— start of Data lines —

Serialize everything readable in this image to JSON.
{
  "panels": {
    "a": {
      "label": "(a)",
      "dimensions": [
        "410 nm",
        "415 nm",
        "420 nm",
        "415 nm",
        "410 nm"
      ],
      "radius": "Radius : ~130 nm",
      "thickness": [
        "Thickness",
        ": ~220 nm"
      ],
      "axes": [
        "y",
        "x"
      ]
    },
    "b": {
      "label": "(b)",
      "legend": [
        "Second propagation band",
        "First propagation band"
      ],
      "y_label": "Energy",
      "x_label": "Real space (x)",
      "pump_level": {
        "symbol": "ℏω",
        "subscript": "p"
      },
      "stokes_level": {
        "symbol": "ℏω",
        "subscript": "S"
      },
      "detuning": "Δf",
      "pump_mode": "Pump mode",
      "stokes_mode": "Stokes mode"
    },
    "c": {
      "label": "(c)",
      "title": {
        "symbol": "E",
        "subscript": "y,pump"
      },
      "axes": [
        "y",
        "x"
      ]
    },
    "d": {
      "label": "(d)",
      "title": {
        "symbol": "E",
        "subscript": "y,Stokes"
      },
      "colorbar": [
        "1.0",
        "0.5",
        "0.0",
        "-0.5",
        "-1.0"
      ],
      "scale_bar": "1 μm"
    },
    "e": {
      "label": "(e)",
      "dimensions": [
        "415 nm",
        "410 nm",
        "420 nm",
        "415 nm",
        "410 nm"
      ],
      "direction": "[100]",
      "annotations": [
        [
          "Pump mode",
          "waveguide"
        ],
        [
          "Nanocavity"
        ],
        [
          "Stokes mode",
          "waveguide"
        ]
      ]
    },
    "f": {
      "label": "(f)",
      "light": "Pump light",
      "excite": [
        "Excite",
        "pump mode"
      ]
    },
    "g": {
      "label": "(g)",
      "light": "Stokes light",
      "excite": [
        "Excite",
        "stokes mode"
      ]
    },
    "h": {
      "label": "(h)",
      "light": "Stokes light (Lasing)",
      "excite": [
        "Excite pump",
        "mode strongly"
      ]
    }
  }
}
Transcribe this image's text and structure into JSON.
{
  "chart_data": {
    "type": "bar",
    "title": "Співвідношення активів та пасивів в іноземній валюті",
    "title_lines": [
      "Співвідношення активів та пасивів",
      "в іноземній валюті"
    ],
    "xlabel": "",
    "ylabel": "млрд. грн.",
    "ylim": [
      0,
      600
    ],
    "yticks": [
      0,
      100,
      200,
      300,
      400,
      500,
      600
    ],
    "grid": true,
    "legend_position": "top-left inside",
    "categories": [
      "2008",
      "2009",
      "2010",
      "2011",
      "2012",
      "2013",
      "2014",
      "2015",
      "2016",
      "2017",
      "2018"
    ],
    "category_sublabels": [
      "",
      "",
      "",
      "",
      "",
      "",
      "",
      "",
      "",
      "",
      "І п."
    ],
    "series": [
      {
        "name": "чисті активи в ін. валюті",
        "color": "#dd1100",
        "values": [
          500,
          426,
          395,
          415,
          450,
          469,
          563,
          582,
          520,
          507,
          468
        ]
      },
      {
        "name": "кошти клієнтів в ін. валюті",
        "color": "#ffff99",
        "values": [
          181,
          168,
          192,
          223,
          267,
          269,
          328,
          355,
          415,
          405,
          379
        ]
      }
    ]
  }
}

— end of Data lines —

* Written request
Your task is to repeat the data exactly; please include every line.

* Solution to this exercise
Serialize everything readable in this image to JSON.
{
  "panels": {
    "a": {
      "label": "(a)",
      "dimensions": [
        "410 nm",
        "415 nm",
        "420 nm",
        "415 nm",
        "410 nm"
      ],
      "radius": "Radius : ~130 nm",
      "thickness": [
        "Thickness",
        ": ~220 nm"
      ],
      "axes": [
        "y",
        "x"
      ]
    },
    "b": {
      "label": "(b)",
      "legend": [
        "Second propagation band",
        "First propagation band"
      ],
      "y_label": "Energy",
      "x_label": "Real space (x)",
      "pump_level": {
        "symbol": "ℏω",
        "subscript": "p"
      },
      "stokes_level": {
        "symbol": "ℏω",
        "subscript": "S"
      },
      "detuning": "Δf",
      "pump_mode": "Pump mode",
      "stokes_mode": "Stokes mode"
    },
    "c": {
      "label": "(c)",
      "title": {
        "symbol": "E",
        "subscript": "y,pump"
      },
      "axes": [
        "y",
        "x"
      ]
    },
    "d": {
      "label": "(d)",
      "title": {
        "symbol": "E",
        "subscript": "y,Stokes"
      },
      "colorbar": [
        "1.0",
        "0.5",
        "0.0",
        "-0.5",
        "-1.0"
      ],
      "scale_bar": "1 μm"
    },
    "e": {
      "label": "(e)",
      "dimensions": [
        "415 nm",
        "410 nm",
        "420 nm",
        "415 nm",
        "410 nm"
      ],
      "direction": "[100]",
      "annotations": [
        [
          "Pump mode",
          "waveguide"
        ],
        [
          "Nanocavity"
        ],
        [
          "Stokes mode",
          "waveguide"
        ]
      ]
    },
    "f": {
      "label": "(f)",
      "light": "Pump light",
      "excite": [
        "Excite",
        "pump mode"
      ]
    },
    "g": {
      "label": "(g)",
      "light": "Stokes light",
      "excite": [
        "Excite",
        "stokes mode"
      ]
    },
    "h": {
      "label": "(h)",
      "light": "Stokes light (Lasing)",
      "excite": [
        "Excite pump",
        "mode strongly"
      ]
    }
  }
}
Transcribe this image's text and structure into JSON.
{
  "chart_data": {
    "type": "bar",
    "title": "Співвідношення активів та пасивів в іноземній валюті",
    "title_lines": [
      "Співвідношення активів та пасивів",
      "в іноземній валюті"
    ],
    "xlabel": "",
    "ylabel": "млрд. грн.",
    "ylim": [
      0,
      600
    ],
    "yticks": [
      0,
      100,
      200,
      300,
      400,
      500,
      600
    ],
    "grid": true,
    "legend_position": "top-left inside",
    "categories": [
      "2008",
      "2009",
      "2010",
      "2011",
      "2012",
      "2013",
      "2014",
      "2015",
      "2016",
      "2017",
      "2018"
    ],
    "category_sublabels": [
      "",
      "",
      "",
      "",
      "",
      "",
      "",
      "",
      "",
      "",
      "І п."
    ],
    "series": [
      {
        "name": "чисті активи в ін. валюті",
        "color": "#dd1100",
        "values": [
          500,
          426,
          395,
          415,
          450,
          469,
          563,
          582,
          520,
          507,
          468
        ]
      },
      {
        "name": "кошти клієнтів в ін. валюті",
        "color": "#ffff99",
        "values": [
          181,
          168,
          192,
          223,
          267,
          269,
          328,
          355,
          415,
          405,
          379
        ]
      }
    ]
  }
}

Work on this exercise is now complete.